Assemble all lines in which the string "others" appears.

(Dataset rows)
★ ★ ★

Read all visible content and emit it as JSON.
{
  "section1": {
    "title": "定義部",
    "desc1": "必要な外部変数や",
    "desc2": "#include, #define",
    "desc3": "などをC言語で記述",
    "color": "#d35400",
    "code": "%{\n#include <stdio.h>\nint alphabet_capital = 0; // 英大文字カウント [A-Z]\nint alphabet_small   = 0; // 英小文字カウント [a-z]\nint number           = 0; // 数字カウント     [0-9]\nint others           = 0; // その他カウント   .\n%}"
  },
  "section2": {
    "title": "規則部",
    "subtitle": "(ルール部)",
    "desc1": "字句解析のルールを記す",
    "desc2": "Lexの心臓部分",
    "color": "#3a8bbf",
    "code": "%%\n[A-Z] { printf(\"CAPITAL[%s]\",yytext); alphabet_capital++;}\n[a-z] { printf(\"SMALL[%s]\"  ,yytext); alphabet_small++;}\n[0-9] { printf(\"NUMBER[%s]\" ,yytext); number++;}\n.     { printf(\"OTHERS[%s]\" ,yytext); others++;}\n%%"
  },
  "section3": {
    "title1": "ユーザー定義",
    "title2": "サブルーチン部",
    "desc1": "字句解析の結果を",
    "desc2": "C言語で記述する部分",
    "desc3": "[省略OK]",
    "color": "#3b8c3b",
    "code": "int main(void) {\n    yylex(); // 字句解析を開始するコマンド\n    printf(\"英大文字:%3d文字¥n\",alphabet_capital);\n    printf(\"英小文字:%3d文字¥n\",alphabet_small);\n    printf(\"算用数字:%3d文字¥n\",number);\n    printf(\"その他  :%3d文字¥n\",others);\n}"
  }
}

★ ★ ★

## Response
    "code": "%{\n#include <stdio.h>\nint alphabet_capital = 0; // 英大文字カウント [A-Z]\nint alphabet_small   = 0; // 英小文字カウント [a-z]\nint number           = 0; // 数字カウント     [0-9]\nint others           = 0; // その他カウント   .\n%}"
    "code": "%%\n[A-Z] { printf(\"CAPITAL[%s]\",yytext); alphabet_capital++;}\n[a-z] { printf(\"SMALL[%s]\"  ,yytext); alphabet_small++;}\n[0-9] { printf(\"NUMBER[%s]\" ,yytext); number++;}\n.     { printf(\"OTHERS[%s]\" ,yytext); others++;}\n%%"
    "code": "int main(void) {\n    yylex(); // 字句解析を開始するコマンド\n    printf(\"英大文字:%3d文字¥n\",alphabet_capital);\n    printf(\"英小文字:%3d文字¥n\",alphabet_small);\n    printf(\"算用数字:%3d文字¥n\",number);\n    printf(\"その他  :%3d文字¥n\",others);\n}"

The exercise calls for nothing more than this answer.